» **Stated goal**
Return a copy of each line that holds the string "title".

## begin Data to use

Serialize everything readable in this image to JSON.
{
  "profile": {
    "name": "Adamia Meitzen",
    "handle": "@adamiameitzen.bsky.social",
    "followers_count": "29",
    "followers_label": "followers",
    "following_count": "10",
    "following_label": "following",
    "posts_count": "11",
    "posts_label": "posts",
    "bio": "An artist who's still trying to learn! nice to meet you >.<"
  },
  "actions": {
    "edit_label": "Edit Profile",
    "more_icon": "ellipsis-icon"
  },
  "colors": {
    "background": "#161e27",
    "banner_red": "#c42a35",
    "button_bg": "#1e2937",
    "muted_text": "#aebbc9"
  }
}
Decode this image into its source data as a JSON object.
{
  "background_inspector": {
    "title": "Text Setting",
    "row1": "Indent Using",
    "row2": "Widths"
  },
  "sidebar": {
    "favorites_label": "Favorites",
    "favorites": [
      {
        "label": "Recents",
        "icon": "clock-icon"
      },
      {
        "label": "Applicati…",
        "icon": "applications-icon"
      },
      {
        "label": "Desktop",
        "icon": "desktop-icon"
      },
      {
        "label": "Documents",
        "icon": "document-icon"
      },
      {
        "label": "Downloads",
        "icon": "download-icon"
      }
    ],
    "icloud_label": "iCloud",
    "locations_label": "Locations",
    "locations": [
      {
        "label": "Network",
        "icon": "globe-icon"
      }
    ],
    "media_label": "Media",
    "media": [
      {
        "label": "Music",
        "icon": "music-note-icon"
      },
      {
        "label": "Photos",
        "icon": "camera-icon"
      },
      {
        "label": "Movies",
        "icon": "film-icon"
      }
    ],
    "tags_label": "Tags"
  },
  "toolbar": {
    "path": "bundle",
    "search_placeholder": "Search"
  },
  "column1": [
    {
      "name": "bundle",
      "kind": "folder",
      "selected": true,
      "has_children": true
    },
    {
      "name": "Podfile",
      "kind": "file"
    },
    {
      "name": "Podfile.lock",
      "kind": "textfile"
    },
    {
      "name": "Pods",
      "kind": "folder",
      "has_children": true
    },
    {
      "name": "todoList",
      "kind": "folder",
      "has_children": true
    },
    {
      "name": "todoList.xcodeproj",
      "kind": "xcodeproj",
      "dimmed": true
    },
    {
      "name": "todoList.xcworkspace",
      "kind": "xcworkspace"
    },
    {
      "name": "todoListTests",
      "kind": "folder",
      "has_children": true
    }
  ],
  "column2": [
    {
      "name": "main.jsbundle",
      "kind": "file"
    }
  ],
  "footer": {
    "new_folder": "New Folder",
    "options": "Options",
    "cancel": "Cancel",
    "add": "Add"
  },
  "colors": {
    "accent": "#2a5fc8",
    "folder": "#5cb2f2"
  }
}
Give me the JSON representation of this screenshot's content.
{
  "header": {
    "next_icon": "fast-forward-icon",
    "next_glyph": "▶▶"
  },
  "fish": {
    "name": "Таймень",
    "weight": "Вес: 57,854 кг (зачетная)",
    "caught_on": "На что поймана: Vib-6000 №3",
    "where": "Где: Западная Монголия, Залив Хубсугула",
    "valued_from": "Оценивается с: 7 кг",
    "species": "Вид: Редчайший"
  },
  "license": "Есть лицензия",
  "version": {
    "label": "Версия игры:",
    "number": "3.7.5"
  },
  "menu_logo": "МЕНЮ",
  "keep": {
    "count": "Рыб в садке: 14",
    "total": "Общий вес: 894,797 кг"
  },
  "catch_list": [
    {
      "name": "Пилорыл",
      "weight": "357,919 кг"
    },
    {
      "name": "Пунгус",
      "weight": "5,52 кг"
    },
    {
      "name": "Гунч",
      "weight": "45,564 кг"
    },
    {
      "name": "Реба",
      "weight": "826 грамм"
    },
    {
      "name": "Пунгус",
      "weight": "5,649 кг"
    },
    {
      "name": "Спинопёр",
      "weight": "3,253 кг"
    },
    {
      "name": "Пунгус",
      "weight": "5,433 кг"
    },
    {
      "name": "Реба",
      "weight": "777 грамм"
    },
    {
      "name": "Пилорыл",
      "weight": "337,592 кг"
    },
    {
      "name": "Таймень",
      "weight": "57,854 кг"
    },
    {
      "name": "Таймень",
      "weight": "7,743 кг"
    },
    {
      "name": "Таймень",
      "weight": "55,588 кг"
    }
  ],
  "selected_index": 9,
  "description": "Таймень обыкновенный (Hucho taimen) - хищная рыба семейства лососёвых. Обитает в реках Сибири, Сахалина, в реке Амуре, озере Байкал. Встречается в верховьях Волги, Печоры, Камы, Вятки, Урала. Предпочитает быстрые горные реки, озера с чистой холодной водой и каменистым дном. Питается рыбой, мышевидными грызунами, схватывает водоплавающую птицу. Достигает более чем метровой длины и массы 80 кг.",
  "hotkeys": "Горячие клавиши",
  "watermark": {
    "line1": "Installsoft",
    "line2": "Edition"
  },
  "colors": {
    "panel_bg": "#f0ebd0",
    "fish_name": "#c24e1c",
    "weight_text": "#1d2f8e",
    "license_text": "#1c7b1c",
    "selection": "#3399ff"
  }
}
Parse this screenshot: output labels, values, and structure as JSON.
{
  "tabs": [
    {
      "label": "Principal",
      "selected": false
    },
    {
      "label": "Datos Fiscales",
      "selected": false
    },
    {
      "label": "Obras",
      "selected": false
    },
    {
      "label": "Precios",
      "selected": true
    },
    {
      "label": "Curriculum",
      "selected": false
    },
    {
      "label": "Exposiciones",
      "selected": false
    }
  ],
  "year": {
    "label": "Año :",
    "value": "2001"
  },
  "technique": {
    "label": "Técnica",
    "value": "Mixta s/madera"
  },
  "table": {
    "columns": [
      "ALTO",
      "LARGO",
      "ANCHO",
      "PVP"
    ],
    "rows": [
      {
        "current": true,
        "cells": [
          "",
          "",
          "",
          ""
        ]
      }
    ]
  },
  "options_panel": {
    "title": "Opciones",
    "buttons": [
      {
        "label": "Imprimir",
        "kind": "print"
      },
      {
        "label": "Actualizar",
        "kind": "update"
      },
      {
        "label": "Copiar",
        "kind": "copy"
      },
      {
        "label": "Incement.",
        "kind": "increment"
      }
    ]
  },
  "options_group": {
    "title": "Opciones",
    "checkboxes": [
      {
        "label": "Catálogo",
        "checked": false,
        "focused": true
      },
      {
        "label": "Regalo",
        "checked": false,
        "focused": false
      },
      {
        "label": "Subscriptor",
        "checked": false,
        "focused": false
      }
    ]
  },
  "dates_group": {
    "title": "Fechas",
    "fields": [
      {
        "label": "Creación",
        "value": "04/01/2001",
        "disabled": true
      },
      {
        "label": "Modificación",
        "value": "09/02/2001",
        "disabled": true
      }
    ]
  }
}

## end Data to use

» **Worked solution**
    "title": "Text Setting",
    "title": "Opciones",
    "title": "Opciones",
    "title": "Fechas",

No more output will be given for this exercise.